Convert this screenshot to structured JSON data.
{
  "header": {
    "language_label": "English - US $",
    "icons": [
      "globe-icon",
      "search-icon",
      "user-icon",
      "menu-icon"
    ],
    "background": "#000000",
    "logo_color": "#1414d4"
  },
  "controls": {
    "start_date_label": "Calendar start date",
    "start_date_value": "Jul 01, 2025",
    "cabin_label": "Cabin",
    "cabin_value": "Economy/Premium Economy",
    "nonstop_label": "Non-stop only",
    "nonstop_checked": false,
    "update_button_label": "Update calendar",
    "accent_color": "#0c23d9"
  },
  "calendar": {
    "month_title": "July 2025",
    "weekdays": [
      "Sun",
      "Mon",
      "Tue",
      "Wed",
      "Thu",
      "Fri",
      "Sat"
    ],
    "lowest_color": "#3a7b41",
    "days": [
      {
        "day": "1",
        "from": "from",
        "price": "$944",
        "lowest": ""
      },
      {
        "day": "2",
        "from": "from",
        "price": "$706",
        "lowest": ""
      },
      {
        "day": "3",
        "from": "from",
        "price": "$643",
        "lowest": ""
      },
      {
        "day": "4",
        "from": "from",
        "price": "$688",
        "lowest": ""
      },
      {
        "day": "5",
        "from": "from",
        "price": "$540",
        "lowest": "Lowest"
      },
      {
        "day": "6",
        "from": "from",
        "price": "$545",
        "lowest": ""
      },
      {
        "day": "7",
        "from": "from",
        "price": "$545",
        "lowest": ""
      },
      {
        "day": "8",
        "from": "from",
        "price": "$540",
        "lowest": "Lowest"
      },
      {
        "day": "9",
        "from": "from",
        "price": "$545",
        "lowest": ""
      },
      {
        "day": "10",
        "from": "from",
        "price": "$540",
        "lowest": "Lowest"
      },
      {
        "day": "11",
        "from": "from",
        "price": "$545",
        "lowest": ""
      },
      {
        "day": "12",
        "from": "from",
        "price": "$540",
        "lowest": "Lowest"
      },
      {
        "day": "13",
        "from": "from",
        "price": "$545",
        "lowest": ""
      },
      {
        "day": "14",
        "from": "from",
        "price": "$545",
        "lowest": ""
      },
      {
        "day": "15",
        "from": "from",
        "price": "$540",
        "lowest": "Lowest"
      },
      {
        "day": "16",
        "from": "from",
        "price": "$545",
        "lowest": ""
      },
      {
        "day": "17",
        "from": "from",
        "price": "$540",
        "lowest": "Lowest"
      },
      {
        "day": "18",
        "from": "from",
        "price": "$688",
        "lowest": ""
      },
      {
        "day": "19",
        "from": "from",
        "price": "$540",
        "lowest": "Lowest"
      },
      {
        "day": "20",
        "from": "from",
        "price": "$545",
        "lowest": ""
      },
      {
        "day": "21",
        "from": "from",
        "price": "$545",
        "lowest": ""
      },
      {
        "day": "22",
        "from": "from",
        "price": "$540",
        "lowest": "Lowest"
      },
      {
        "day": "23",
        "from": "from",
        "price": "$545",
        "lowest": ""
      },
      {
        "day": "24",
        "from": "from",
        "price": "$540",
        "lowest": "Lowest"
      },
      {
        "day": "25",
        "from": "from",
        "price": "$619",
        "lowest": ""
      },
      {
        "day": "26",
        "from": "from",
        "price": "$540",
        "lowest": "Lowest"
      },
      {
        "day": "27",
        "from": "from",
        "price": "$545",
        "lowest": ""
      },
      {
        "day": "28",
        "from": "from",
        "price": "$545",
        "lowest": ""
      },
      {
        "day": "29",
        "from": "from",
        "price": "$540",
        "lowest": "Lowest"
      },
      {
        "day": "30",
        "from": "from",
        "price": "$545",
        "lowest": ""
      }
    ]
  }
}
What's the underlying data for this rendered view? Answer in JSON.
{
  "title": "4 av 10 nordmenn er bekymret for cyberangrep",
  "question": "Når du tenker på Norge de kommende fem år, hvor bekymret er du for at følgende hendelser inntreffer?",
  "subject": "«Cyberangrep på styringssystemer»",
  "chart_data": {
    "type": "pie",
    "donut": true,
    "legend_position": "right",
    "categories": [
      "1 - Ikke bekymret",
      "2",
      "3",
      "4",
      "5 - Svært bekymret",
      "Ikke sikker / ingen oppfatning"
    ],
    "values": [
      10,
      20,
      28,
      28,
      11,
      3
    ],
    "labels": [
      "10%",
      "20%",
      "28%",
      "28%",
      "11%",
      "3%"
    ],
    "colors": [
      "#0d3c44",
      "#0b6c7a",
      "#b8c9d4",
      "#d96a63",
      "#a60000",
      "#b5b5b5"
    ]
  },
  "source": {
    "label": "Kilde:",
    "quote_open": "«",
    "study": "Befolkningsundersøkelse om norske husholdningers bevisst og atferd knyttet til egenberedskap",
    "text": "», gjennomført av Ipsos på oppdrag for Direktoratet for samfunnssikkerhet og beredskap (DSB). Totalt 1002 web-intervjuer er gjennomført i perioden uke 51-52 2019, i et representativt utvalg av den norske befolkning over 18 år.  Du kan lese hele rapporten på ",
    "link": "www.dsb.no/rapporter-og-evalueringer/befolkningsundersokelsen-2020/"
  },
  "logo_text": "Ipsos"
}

▶ **TO DO**: Gather each line in these records that contains the string "JSON".

▶ **EXPECTED ANSWER**:
Convert this screenshot to structured JSON data.
What's the underlying data for this rendered view? Answer in JSON.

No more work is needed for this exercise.